## SUPPLIED RECORDS
____________
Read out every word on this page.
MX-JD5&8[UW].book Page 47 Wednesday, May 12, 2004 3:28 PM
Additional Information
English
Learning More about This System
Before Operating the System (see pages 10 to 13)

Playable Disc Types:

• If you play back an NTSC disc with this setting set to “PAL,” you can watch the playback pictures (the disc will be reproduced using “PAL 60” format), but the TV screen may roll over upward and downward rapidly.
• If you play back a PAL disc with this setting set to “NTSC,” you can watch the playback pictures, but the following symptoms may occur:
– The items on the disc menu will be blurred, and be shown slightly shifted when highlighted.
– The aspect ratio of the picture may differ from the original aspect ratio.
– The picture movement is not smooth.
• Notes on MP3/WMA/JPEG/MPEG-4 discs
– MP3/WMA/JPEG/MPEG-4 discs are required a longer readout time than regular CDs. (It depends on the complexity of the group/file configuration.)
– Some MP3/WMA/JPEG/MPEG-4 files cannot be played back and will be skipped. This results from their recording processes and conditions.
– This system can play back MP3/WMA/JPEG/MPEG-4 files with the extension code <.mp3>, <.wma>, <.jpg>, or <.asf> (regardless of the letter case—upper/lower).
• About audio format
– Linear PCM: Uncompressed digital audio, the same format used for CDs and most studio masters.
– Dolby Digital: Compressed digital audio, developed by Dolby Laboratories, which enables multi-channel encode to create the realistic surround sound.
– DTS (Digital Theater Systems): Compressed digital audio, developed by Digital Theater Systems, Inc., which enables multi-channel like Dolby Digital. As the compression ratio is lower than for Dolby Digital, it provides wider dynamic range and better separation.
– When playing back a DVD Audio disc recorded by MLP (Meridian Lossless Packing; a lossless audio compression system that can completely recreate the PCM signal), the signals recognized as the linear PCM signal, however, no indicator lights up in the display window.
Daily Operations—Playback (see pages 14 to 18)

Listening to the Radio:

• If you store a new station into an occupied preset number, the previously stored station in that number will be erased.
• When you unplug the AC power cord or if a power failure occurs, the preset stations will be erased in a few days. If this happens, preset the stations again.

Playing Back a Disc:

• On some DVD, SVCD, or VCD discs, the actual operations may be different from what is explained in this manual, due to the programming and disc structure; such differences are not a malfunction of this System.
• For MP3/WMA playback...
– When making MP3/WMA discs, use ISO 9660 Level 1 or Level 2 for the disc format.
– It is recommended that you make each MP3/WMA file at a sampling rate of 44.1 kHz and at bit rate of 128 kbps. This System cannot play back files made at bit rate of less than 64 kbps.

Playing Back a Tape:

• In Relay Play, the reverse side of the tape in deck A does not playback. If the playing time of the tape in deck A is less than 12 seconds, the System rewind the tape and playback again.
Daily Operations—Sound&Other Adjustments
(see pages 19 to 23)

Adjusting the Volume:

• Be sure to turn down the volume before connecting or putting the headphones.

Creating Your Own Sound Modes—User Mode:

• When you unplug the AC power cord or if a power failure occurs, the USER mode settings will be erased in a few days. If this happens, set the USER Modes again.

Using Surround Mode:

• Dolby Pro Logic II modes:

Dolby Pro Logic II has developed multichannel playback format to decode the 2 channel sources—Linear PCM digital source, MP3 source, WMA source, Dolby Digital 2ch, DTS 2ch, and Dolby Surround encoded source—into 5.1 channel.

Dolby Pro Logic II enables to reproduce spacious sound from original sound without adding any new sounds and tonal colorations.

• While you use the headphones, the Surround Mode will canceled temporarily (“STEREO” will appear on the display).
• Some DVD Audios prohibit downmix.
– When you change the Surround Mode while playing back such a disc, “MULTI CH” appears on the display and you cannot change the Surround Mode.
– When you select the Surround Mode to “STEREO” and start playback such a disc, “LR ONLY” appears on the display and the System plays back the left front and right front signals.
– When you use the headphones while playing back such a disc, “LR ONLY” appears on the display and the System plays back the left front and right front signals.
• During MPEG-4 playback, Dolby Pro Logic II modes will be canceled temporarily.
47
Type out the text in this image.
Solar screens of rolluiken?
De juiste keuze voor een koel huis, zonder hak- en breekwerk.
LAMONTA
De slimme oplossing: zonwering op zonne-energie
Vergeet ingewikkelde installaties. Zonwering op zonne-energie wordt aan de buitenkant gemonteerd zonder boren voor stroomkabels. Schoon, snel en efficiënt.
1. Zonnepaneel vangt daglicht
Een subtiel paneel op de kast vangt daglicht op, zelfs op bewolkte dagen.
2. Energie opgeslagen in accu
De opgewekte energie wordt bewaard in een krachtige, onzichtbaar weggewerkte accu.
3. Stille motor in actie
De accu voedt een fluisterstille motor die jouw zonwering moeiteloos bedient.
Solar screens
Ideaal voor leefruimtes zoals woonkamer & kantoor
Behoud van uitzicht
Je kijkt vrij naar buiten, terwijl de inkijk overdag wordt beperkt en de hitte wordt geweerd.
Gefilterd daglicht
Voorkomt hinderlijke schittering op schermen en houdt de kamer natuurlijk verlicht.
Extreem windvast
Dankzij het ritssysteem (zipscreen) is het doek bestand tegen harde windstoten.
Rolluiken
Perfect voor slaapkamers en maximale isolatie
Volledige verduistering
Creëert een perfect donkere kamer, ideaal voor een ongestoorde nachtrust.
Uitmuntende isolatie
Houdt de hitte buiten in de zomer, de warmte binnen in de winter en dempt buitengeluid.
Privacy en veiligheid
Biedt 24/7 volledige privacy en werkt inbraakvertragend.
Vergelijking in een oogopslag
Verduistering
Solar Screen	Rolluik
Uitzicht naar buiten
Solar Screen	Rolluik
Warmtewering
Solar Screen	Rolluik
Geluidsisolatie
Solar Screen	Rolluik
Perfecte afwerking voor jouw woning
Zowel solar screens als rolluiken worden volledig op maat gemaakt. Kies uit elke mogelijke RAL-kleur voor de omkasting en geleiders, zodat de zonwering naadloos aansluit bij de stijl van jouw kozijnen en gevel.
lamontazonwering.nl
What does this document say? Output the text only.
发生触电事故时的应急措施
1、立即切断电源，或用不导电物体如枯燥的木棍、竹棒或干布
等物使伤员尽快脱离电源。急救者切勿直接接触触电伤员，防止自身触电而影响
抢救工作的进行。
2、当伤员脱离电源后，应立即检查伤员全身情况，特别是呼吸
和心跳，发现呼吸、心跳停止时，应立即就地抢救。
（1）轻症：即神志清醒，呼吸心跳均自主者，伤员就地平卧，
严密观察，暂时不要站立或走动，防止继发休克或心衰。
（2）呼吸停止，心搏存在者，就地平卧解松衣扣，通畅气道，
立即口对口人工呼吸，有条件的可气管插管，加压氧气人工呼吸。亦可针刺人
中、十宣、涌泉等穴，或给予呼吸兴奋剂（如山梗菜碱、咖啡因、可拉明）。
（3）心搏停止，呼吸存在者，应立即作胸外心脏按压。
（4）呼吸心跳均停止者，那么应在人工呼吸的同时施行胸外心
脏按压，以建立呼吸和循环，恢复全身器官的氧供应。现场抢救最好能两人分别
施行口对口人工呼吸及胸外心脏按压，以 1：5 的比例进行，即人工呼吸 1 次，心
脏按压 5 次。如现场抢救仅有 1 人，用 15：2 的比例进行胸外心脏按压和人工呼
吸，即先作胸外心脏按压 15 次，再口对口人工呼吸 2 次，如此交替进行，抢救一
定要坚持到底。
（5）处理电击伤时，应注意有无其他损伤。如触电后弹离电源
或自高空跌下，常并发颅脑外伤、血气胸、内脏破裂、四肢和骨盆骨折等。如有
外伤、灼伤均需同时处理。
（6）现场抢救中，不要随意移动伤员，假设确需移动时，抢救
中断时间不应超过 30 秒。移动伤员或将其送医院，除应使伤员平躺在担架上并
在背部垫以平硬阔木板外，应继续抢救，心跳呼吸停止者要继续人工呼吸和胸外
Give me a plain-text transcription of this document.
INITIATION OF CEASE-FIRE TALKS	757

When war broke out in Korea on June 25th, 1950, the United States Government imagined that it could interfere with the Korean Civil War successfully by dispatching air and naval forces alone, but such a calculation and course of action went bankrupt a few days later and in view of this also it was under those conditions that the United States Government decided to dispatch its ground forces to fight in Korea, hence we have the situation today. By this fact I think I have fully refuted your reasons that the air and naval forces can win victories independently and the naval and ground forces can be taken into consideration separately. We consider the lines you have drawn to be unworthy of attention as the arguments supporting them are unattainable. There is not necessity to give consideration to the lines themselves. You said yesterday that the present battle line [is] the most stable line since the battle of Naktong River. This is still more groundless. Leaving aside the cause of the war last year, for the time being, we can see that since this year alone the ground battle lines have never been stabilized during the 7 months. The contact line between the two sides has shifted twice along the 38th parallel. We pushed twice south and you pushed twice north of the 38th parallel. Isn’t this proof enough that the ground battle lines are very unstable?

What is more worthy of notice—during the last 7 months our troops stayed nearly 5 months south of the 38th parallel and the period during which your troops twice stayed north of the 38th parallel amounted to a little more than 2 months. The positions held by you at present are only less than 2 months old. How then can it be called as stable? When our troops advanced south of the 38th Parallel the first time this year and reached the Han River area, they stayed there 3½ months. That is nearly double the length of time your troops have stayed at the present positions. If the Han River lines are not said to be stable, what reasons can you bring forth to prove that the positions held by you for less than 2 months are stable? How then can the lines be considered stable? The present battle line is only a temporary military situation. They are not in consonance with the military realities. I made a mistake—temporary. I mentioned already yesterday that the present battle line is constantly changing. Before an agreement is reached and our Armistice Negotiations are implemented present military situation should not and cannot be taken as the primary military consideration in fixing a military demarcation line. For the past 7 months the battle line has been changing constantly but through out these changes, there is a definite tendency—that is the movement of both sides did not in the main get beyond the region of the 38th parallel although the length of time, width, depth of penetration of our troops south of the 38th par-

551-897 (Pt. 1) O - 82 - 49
____________
## GIVEN TASK
Scan the data for the word "naar" and copy every line where it shows up.

## SOLUTION
Je kijkt vrij naar buiten, terwijl de inkijk overdag wordt beperkt en de hitte wordt geweerd.
Uitzicht naar buiten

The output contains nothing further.